SUPPLIED DATA:
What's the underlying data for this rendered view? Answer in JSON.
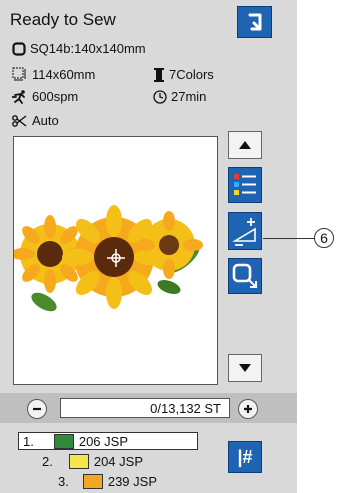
{
  "header": {
    "title": "Ready to Sew"
  },
  "info": {
    "hoop": "SQ14b:140x140mm",
    "size": "114x60mm",
    "colors": "7Colors",
    "speed": "600spm",
    "time": "27min",
    "thread_cutter": "Auto"
  },
  "counter": {
    "value": "0/13,132 ST"
  },
  "color_list": [
    {
      "index": "1.",
      "swatch": "#2e8b3a",
      "code": "206 JSP"
    },
    {
      "index": "2.",
      "swatch": "#f2e64a",
      "code": "204 JSP"
    },
    {
      "index": "3.",
      "swatch": "#f3a623",
      "code": "239 JSP"
    }
  ],
  "hash_button": {
    "label": "|#"
  },
  "callout": {
    "label": "6"
  }
}
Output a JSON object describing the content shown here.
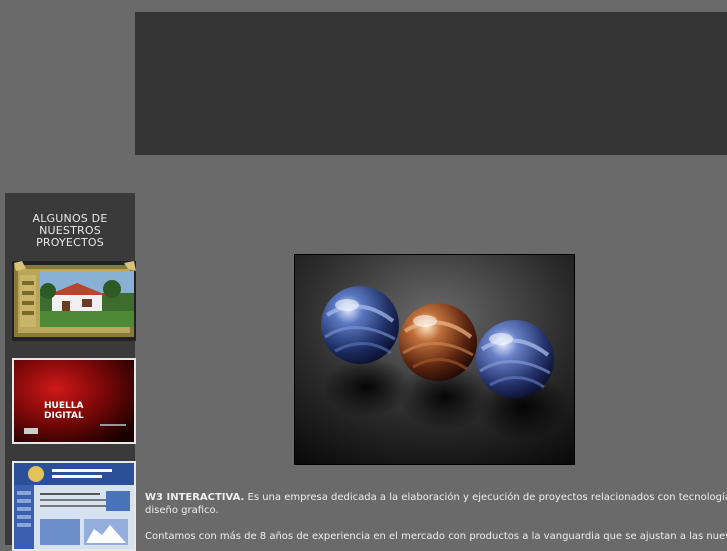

WHAT THIS TASK INVOLVES: Transcribe the listing in full. Omit the pictures and keep every line exact.

COMPLETE RESPONSE:
What's the underlying data for this rendered view? Answer in JSON.
{
  "header": {
    "title": "Ready to Sew"
  },
  "info": {
    "hoop": "SQ14b:140x140mm",
    "size": "114x60mm",
    "colors": "7Colors",
    "speed": "600spm",
    "time": "27min",
    "thread_cutter": "Auto"
  },
  "counter": {
    "value": "0/13,132 ST"
  },
  "color_list": [
    {
      "index": "1.",
      "swatch": "#2e8b3a",
      "code": "206 JSP"
    },
    {
      "index": "2.",
      "swatch": "#f2e64a",
      "code": "204 JSP"
    },
    {
      "index": "3.",
      "swatch": "#f3a623",
      "code": "239 JSP"
    }
  ],
  "hash_button": {
    "label": "|#"
  },
  "callout": {
    "label": "6"
  }
}
Output a JSON object describing the content shown here.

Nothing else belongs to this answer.